> Instructions to follow: Can you edit the listing so that "Was this helpful" becomes "Did this help" wherever it occurs, with every other line left unchanged?

> Material provided:

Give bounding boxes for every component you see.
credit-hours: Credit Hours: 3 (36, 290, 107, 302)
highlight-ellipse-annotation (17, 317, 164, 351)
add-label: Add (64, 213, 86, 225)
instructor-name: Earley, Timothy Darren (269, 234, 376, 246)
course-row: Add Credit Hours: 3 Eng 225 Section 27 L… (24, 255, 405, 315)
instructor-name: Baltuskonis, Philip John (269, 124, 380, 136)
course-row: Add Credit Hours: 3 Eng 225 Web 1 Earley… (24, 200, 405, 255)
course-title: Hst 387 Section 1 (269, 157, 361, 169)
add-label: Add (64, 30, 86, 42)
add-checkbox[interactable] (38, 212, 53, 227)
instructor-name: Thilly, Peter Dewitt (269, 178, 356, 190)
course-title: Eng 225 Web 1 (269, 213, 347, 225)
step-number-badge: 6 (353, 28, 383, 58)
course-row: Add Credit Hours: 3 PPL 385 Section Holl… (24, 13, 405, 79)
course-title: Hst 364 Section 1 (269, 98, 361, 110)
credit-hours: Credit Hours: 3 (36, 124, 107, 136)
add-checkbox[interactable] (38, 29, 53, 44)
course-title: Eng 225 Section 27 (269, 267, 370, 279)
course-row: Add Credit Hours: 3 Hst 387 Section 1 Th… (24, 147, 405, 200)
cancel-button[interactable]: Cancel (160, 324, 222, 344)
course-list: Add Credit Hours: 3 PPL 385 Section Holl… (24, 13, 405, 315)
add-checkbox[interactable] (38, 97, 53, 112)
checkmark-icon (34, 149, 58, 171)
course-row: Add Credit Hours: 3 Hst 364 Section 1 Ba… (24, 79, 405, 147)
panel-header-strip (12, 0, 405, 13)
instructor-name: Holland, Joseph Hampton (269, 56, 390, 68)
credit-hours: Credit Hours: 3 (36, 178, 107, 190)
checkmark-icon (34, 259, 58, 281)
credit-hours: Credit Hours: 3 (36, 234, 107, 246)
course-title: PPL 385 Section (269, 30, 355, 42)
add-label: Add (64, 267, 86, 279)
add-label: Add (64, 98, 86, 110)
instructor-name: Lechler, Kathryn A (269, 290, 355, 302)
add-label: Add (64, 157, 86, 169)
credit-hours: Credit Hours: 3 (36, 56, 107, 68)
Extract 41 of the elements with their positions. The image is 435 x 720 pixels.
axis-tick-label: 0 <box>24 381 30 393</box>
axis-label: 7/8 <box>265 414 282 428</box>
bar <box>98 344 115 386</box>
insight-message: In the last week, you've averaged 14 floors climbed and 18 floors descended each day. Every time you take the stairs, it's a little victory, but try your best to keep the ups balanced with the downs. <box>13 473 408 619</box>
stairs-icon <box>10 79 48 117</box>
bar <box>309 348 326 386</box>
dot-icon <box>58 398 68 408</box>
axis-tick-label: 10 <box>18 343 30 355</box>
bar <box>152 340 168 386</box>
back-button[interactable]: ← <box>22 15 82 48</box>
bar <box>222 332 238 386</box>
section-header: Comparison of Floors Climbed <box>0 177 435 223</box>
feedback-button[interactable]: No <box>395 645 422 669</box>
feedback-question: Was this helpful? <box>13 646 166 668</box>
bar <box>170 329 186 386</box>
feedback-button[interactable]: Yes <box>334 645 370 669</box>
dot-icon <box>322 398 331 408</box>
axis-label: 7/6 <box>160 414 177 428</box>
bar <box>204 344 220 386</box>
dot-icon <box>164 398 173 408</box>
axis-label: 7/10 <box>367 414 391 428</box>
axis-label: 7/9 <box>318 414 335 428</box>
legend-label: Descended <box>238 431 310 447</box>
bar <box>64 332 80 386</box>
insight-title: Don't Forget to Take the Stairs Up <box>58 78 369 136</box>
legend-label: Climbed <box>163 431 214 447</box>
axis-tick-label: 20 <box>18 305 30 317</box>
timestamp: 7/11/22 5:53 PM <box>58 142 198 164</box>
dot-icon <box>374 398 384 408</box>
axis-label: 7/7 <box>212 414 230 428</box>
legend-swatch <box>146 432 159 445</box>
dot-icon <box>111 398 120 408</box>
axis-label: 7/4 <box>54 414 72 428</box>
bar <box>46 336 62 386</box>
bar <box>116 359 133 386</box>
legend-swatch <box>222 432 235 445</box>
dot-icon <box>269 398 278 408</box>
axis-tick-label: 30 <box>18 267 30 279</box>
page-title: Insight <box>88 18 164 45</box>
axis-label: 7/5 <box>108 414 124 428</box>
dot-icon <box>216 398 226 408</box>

> Answer for the task:
Give bounding boxes for every component you see.
credit-hours: Credit Hours: 3 (36, 290, 107, 302)
highlight-ellipse-annotation (17, 317, 164, 351)
add-label: Add (64, 213, 86, 225)
instructor-name: Earley, Timothy Darren (269, 234, 376, 246)
course-row: Add Credit Hours: 3 Eng 225 Section 27 L… (24, 255, 405, 315)
instructor-name: Baltuskonis, Philip John (269, 124, 380, 136)
course-row: Add Credit Hours: 3 Eng 225 Web 1 Earley… (24, 200, 405, 255)
course-title: Hst 387 Section 1 (269, 157, 361, 169)
add-label: Add (64, 30, 86, 42)
add-checkbox[interactable] (38, 212, 53, 227)
instructor-name: Thilly, Peter Dewitt (269, 178, 356, 190)
course-title: Eng 225 Web 1 (269, 213, 347, 225)
step-number-badge: 6 (353, 28, 383, 58)
course-row: Add Credit Hours: 3 PPL 385 Section Holl… (24, 13, 405, 79)
course-title: Hst 364 Section 1 (269, 98, 361, 110)
credit-hours: Credit Hours: 3 (36, 124, 107, 136)
add-checkbox[interactable] (38, 29, 53, 44)
course-title: Eng 225 Section 27 (269, 267, 370, 279)
course-row: Add Credit Hours: 3 Hst 387 Section 1 Th… (24, 147, 405, 200)
cancel-button[interactable]: Cancel (160, 324, 222, 344)
course-list: Add Credit Hours: 3 PPL 385 Section Holl… (24, 13, 405, 315)
add-checkbox[interactable] (38, 97, 53, 112)
checkmark-icon (34, 149, 58, 171)
course-row: Add Credit Hours: 3 Hst 364 Section 1 Ba… (24, 79, 405, 147)
panel-header-strip (12, 0, 405, 13)
instructor-name: Holland, Joseph Hampton (269, 56, 390, 68)
credit-hours: Credit Hours: 3 (36, 178, 107, 190)
checkmark-icon (34, 259, 58, 281)
credit-hours: Credit Hours: 3 (36, 234, 107, 246)
course-title: PPL 385 Section (269, 30, 355, 42)
add-label: Add (64, 267, 86, 279)
add-label: Add (64, 98, 86, 110)
instructor-name: Lechler, Kathryn A (269, 290, 355, 302)
add-label: Add (64, 157, 86, 169)
credit-hours: Credit Hours: 3 (36, 56, 107, 68)
Extract 41 of the elements with their positions. The image is 435 x 720 pixels.
axis-tick-label: 0 <box>24 381 30 393</box>
axis-label: 7/8 <box>265 414 282 428</box>
bar <box>98 344 115 386</box>
insight-message: In the last week, you've averaged 14 floors climbed and 18 floors descended each day. Every time you take the stairs, it's a little victory, but try your best to keep the ups balanced with the downs. <box>13 473 408 619</box>
stairs-icon <box>10 79 48 117</box>
bar <box>309 348 326 386</box>
dot-icon <box>58 398 68 408</box>
axis-tick-label: 10 <box>18 343 30 355</box>
bar <box>152 340 168 386</box>
back-button[interactable]: ← <box>22 15 82 48</box>
bar <box>222 332 238 386</box>
section-header: Comparison of Floors Climbed <box>0 177 435 223</box>
feedback-button[interactable]: No <box>395 645 422 669</box>
feedback-question: Did this help? <box>13 646 166 668</box>
bar <box>170 329 186 386</box>
feedback-button[interactable]: Yes <box>334 645 370 669</box>
dot-icon <box>322 398 331 408</box>
axis-label: 7/6 <box>160 414 177 428</box>
bar <box>204 344 220 386</box>
dot-icon <box>164 398 173 408</box>
axis-label: 7/10 <box>367 414 391 428</box>
axis-label: 7/9 <box>318 414 335 428</box>
legend-label: Descended <box>238 431 310 447</box>
bar <box>64 332 80 386</box>
insight-title: Don't Forget to Take the Stairs Up <box>58 78 369 136</box>
legend-label: Climbed <box>163 431 214 447</box>
axis-tick-label: 20 <box>18 305 30 317</box>
timestamp: 7/11/22 5:53 PM <box>58 142 198 164</box>
dot-icon <box>374 398 384 408</box>
axis-label: 7/7 <box>212 414 230 428</box>
legend-swatch <box>146 432 159 445</box>
dot-icon <box>111 398 120 408</box>
axis-label: 7/4 <box>54 414 72 428</box>
bar <box>46 336 62 386</box>
bar <box>116 359 133 386</box>
legend-swatch <box>222 432 235 445</box>
dot-icon <box>269 398 278 408</box>
axis-tick-label: 30 <box>18 267 30 279</box>
page-title: Insight <box>88 18 164 45</box>
axis-label: 7/5 <box>108 414 124 428</box>
dot-icon <box>216 398 226 408</box>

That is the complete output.